* TASK REQUIREMENTS: Return the records that follow, matching each one exactly.
....
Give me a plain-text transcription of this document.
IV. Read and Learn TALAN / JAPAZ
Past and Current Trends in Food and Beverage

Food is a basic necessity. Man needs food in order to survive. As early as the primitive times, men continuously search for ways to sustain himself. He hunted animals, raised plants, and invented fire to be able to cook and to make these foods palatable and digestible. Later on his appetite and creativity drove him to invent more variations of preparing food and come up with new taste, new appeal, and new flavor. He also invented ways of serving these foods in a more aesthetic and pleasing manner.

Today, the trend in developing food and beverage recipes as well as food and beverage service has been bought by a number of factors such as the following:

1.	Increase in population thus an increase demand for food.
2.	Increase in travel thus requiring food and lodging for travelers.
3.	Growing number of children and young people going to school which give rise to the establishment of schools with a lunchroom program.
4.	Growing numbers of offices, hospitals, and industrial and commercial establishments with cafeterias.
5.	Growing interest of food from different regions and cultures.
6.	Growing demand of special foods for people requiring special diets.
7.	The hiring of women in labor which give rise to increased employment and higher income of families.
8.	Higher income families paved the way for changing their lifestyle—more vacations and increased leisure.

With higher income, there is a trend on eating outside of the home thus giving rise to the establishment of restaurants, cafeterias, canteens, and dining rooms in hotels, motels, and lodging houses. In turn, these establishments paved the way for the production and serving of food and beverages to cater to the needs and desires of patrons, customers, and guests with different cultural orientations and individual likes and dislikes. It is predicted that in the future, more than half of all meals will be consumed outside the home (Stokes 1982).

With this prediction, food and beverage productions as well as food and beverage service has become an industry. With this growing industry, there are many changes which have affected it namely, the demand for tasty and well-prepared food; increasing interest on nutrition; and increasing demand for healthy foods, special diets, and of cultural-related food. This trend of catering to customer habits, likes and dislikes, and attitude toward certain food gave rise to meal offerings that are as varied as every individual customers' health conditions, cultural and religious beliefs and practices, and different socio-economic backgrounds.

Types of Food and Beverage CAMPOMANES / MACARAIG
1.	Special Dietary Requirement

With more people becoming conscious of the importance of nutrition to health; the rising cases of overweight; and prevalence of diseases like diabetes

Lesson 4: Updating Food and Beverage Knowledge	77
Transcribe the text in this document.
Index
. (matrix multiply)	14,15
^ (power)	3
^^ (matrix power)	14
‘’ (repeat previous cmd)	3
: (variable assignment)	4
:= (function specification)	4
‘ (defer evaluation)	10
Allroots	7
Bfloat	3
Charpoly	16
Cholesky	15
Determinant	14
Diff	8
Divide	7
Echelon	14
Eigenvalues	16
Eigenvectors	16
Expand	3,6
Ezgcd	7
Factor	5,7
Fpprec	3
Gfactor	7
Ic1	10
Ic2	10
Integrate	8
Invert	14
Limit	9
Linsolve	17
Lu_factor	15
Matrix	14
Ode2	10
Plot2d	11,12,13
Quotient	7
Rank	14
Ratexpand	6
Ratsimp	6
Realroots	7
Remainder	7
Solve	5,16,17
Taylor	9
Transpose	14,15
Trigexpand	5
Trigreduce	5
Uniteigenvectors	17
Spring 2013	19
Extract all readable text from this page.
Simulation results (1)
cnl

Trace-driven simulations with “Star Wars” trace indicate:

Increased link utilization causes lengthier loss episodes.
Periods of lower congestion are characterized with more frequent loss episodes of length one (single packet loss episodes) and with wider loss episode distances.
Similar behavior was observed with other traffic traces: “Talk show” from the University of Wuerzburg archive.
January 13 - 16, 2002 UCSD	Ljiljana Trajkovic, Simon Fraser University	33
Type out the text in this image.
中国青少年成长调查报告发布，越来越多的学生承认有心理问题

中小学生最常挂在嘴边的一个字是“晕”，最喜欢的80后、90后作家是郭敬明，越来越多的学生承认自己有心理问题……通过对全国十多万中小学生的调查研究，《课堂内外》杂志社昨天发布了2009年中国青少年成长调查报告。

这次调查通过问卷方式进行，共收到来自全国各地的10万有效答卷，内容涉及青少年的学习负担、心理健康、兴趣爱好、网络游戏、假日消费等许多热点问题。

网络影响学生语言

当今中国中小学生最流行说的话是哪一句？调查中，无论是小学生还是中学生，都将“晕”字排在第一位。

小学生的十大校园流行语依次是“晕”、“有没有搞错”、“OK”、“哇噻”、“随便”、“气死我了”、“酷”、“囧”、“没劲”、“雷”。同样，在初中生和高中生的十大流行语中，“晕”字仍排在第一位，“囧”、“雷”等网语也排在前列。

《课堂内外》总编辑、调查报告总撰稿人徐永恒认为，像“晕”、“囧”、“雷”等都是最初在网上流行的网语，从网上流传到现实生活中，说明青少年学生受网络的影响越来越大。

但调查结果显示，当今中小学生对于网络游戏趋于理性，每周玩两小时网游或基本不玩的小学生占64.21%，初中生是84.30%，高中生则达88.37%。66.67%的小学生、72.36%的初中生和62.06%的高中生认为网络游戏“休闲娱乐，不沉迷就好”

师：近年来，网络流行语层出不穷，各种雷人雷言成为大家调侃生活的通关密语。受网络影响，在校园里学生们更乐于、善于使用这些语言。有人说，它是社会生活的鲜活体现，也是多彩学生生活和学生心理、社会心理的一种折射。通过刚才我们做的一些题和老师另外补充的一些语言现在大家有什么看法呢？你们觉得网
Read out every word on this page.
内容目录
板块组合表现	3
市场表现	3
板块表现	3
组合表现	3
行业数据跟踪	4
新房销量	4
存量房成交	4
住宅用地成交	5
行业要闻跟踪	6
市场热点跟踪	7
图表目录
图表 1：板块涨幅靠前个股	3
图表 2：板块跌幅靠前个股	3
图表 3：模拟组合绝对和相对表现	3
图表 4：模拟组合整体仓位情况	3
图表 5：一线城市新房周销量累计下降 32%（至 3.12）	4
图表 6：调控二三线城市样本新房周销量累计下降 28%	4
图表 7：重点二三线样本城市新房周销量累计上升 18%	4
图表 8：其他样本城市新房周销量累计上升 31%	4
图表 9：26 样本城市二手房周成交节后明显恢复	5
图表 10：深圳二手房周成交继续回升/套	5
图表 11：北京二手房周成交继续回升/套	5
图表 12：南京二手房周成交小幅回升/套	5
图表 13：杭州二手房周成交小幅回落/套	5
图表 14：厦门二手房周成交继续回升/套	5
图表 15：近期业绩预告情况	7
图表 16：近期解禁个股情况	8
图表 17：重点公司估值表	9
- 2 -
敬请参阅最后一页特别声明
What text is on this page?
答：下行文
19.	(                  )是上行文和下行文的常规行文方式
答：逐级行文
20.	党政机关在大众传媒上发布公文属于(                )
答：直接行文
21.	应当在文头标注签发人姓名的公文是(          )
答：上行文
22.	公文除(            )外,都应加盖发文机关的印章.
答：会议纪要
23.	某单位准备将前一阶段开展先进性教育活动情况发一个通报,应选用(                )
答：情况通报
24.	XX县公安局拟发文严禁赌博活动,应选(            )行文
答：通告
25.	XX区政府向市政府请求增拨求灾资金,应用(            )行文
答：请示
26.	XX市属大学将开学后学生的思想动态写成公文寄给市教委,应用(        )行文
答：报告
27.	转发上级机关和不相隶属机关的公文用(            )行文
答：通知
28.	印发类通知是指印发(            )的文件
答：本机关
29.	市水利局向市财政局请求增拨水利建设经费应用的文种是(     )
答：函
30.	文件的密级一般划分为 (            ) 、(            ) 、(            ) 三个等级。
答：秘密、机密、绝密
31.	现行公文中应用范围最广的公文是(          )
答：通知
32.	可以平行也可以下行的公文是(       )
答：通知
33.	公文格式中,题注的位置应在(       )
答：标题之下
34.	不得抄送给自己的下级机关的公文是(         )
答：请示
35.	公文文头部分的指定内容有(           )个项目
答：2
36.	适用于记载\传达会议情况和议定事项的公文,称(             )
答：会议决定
....
* FINAL RESULT:
Give me a plain-text transcription of this document.
IV. Read and Learn TALAN / JAPAZ
Past and Current Trends in Food and Beverage

Food is a basic necessity. Man needs food in order to survive. As early as the primitive times, men continuously search for ways to sustain himself. He hunted animals, raised plants, and invented fire to be able to cook and to make these foods palatable and digestible. Later on his appetite and creativity drove him to invent more variations of preparing food and come up with new taste, new appeal, and new flavor. He also invented ways of serving these foods in a more aesthetic and pleasing manner.

Today, the trend in developing food and beverage recipes as well as food and beverage service has been bought by a number of factors such as the following:

1.	Increase in population thus an increase demand for food.
2.	Increase in travel thus requiring food and lodging for travelers.
3.	Growing number of children and young people going to school which give rise to the establishment of schools with a lunchroom program.
4.	Growing numbers of offices, hospitals, and industrial and commercial establishments with cafeterias.
5.	Growing interest of food from different regions and cultures.
6.	Growing demand of special foods for people requiring special diets.
7.	The hiring of women in labor which give rise to increased employment and higher income of families.
8.	Higher income families paved the way for changing their lifestyle—more vacations and increased leisure.

With higher income, there is a trend on eating outside of the home thus giving rise to the establishment of restaurants, cafeterias, canteens, and dining rooms in hotels, motels, and lodging houses. In turn, these establishments paved the way for the production and serving of food and beverages to cater to the needs and desires of patrons, customers, and guests with different cultural orientations and individual likes and dislikes. It is predicted that in the future, more than half of all meals will be consumed outside the home (Stokes 1982).

With this prediction, food and beverage productions as well as food and beverage service has become an industry. With this growing industry, there are many changes which have affected it namely, the demand for tasty and well-prepared food; increasing interest on nutrition; and increasing demand for healthy foods, special diets, and of cultural-related food. This trend of catering to customer habits, likes and dislikes, and attitude toward certain food gave rise to meal offerings that are as varied as every individual customers' health conditions, cultural and religious beliefs and practices, and different socio-economic backgrounds.

Types of Food and Beverage CAMPOMANES / MACARAIG
1.	Special Dietary Requirement

With more people becoming conscious of the importance of nutrition to health; the rising cases of overweight; and prevalence of diseases like diabetes

Lesson 4: Updating Food and Beverage Knowledge	77
Transcribe the text in this document.
Index
. (matrix multiply)	14,15
^ (power)	3
^^ (matrix power)	14
‘’ (repeat previous cmd)	3
: (variable assignment)	4
:= (function specification)	4
‘ (defer evaluation)	10
Allroots	7
Bfloat	3
Charpoly	16
Cholesky	15
Determinant	14
Diff	8
Divide	7
Echelon	14
Eigenvalues	16
Eigenvectors	16
Expand	3,6
Ezgcd	7
Factor	5,7
Fpprec	3
Gfactor	7
Ic1	10
Ic2	10
Integrate	8
Invert	14
Limit	9
Linsolve	17
Lu_factor	15
Matrix	14
Ode2	10
Plot2d	11,12,13
Quotient	7
Rank	14
Ratexpand	6
Ratsimp	6
Realroots	7
Remainder	7
Solve	5,16,17
Taylor	9
Transpose	14,15
Trigexpand	5
Trigreduce	5
Uniteigenvectors	17
Spring 2013	19
Extract all readable text from this page.
Simulation results (1)
cnl

Trace-driven simulations with “Star Wars” trace indicate:

Increased link utilization causes lengthier loss episodes.
Periods of lower congestion are characterized with more frequent loss episodes of length one (single packet loss episodes) and with wider loss episode distances.
Similar behavior was observed with other traffic traces: “Talk show” from the University of Wuerzburg archive.
January 13 - 16, 2002 UCSD	Ljiljana Trajkovic, Simon Fraser University	33
Type out the text in this image.
中国青少年成长调查报告发布，越来越多的学生承认有心理问题

中小学生最常挂在嘴边的一个字是“晕”，最喜欢的80后、90后作家是郭敬明，越来越多的学生承认自己有心理问题……通过对全国十多万中小学生的调查研究，《课堂内外》杂志社昨天发布了2009年中国青少年成长调查报告。

这次调查通过问卷方式进行，共收到来自全国各地的10万有效答卷，内容涉及青少年的学习负担、心理健康、兴趣爱好、网络游戏、假日消费等许多热点问题。

网络影响学生语言

当今中国中小学生最流行说的话是哪一句？调查中，无论是小学生还是中学生，都将“晕”字排在第一位。

小学生的十大校园流行语依次是“晕”、“有没有搞错”、“OK”、“哇噻”、“随便”、“气死我了”、“酷”、“囧”、“没劲”、“雷”。同样，在初中生和高中生的十大流行语中，“晕”字仍排在第一位，“囧”、“雷”等网语也排在前列。

《课堂内外》总编辑、调查报告总撰稿人徐永恒认为，像“晕”、“囧”、“雷”等都是最初在网上流行的网语，从网上流传到现实生活中，说明青少年学生受网络的影响越来越大。

但调查结果显示，当今中小学生对于网络游戏趋于理性，每周玩两小时网游或基本不玩的小学生占64.21%，初中生是84.30%，高中生则达88.37%。66.67%的小学生、72.36%的初中生和62.06%的高中生认为网络游戏“休闲娱乐，不沉迷就好”

师：近年来，网络流行语层出不穷，各种雷人雷言成为大家调侃生活的通关密语。受网络影响，在校园里学生们更乐于、善于使用这些语言。有人说，它是社会生活的鲜活体现，也是多彩学生生活和学生心理、社会心理的一种折射。通过刚才我们做的一些题和老师另外补充的一些语言现在大家有什么看法呢？你们觉得网
Read out every word on this page.
内容目录
板块组合表现	3
市场表现	3
板块表现	3
组合表现	3
行业数据跟踪	4
新房销量	4
存量房成交	4
住宅用地成交	5
行业要闻跟踪	6
市场热点跟踪	7
图表目录
图表 1：板块涨幅靠前个股	3
图表 2：板块跌幅靠前个股	3
图表 3：模拟组合绝对和相对表现	3
图表 4：模拟组合整体仓位情况	3
图表 5：一线城市新房周销量累计下降 32%（至 3.12）	4
图表 6：调控二三线城市样本新房周销量累计下降 28%	4
图表 7：重点二三线样本城市新房周销量累计上升 18%	4
图表 8：其他样本城市新房周销量累计上升 31%	4
图表 9：26 样本城市二手房周成交节后明显恢复	5
图表 10：深圳二手房周成交继续回升/套	5
图表 11：北京二手房周成交继续回升/套	5
图表 12：南京二手房周成交小幅回升/套	5
图表 13：杭州二手房周成交小幅回落/套	5
图表 14：厦门二手房周成交继续回升/套	5
图表 15：近期业绩预告情况	7
图表 16：近期解禁个股情况	8
图表 17：重点公司估值表	9
- 2 -
敬请参阅最后一页特别声明
What text is on this page?
答：下行文
19.	(                  )是上行文和下行文的常规行文方式
答：逐级行文
20.	党政机关在大众传媒上发布公文属于(                )
答：直接行文
21.	应当在文头标注签发人姓名的公文是(          )
答：上行文
22.	公文除(            )外,都应加盖发文机关的印章.
答：会议纪要
23.	某单位准备将前一阶段开展先进性教育活动情况发一个通报,应选用(                )
答：情况通报
24.	XX县公安局拟发文严禁赌博活动,应选(            )行文
答：通告
25.	XX区政府向市政府请求增拨求灾资金,应用(            )行文
答：请示
26.	XX市属大学将开学后学生的思想动态写成公文寄给市教委,应用(        )行文
答：报告
27.	转发上级机关和不相隶属机关的公文用(            )行文
答：通知
28.	印发类通知是指印发(            )的文件
答：本机关
29.	市水利局向市财政局请求增拨水利建设经费应用的文种是(     )
答：函
30.	文件的密级一般划分为 (            ) 、(            ) 、(            ) 三个等级。
答：秘密、机密、绝密
31.	现行公文中应用范围最广的公文是(          )
答：通知
32.	可以平行也可以下行的公文是(       )
答：通知
33.	公文格式中,题注的位置应在(       )
答：标题之下
34.	不得抄送给自己的下级机关的公文是(         )
答：请示
35.	公文文头部分的指定内容有(           )个项目
答：2
36.	适用于记载\传达会议情况和议定事项的公文,称(             )
答：会议决定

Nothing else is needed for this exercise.